> **What to work on**: Whenever the word "Bournemouth" occurs in a line of the material below, that line is counted. Report only the count.

> **Exercise data**:
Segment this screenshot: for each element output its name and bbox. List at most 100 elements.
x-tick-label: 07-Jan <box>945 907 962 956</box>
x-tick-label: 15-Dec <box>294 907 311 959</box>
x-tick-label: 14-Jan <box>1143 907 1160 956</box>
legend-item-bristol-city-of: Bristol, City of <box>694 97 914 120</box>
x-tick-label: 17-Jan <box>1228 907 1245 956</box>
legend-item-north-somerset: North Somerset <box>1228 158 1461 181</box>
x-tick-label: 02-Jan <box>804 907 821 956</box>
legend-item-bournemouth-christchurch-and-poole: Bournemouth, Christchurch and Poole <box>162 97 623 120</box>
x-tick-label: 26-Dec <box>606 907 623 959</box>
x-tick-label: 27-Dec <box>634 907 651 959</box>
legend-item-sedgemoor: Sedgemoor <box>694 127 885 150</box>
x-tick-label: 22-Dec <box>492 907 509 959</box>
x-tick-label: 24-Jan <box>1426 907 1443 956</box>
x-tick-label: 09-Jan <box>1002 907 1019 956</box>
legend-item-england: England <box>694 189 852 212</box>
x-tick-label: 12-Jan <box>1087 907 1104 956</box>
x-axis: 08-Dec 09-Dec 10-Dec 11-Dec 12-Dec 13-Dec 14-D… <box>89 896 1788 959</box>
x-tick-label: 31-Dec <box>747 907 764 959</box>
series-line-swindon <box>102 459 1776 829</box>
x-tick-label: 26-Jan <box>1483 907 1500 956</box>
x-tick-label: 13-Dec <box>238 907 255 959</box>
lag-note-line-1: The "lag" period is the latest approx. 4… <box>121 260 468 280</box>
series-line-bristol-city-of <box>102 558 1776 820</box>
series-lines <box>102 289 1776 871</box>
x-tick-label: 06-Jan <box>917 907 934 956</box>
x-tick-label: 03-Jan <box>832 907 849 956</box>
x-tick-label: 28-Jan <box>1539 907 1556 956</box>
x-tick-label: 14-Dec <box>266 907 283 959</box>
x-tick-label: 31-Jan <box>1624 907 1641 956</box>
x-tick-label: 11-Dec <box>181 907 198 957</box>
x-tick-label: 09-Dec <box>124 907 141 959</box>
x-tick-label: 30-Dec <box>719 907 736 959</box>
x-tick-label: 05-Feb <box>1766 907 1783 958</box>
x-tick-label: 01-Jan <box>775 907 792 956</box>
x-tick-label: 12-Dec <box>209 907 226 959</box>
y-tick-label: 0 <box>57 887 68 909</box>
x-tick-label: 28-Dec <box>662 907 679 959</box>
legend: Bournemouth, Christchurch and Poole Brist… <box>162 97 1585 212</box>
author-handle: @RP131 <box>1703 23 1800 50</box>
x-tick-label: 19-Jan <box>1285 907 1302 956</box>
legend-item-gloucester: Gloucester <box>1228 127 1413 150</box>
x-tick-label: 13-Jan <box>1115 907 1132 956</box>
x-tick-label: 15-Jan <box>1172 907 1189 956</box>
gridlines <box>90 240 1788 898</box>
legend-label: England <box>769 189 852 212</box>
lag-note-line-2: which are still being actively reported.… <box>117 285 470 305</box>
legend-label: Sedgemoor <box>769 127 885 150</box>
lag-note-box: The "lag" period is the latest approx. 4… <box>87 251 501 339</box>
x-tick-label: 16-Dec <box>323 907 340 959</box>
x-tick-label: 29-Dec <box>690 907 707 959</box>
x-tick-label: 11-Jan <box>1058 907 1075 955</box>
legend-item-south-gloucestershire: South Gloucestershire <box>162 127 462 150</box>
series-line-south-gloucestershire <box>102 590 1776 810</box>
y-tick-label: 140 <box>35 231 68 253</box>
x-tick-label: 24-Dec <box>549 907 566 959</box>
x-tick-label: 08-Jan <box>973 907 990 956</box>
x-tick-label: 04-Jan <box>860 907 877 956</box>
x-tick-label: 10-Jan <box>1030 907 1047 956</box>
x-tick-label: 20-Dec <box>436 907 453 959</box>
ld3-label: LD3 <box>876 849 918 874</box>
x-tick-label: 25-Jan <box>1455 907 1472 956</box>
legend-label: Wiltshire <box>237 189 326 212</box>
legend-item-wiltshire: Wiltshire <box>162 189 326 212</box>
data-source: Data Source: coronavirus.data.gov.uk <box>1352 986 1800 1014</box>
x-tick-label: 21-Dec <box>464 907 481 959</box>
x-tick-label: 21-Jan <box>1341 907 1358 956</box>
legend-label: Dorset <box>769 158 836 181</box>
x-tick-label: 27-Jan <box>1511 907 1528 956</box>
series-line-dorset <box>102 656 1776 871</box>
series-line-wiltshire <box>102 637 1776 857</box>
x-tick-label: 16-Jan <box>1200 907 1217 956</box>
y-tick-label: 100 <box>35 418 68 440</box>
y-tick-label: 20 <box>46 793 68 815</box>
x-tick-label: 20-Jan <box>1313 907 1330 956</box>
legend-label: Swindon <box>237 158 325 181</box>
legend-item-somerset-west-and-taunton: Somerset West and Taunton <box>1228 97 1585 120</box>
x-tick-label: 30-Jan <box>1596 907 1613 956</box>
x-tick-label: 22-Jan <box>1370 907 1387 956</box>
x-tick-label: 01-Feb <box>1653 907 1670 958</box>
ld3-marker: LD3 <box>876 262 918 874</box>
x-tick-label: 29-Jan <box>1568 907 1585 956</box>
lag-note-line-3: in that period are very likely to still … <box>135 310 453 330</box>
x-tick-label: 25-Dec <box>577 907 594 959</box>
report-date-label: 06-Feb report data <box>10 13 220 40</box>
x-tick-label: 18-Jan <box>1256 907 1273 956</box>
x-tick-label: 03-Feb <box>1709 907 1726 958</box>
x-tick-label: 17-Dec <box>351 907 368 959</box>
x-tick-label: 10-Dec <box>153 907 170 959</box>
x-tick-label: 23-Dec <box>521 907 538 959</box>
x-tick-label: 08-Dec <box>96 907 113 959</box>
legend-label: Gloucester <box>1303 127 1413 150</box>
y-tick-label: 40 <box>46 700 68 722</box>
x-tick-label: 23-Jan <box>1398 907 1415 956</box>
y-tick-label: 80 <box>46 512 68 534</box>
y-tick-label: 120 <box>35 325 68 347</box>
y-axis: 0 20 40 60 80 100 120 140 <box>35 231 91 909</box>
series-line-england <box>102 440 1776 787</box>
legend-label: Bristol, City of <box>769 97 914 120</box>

> **Result**: 2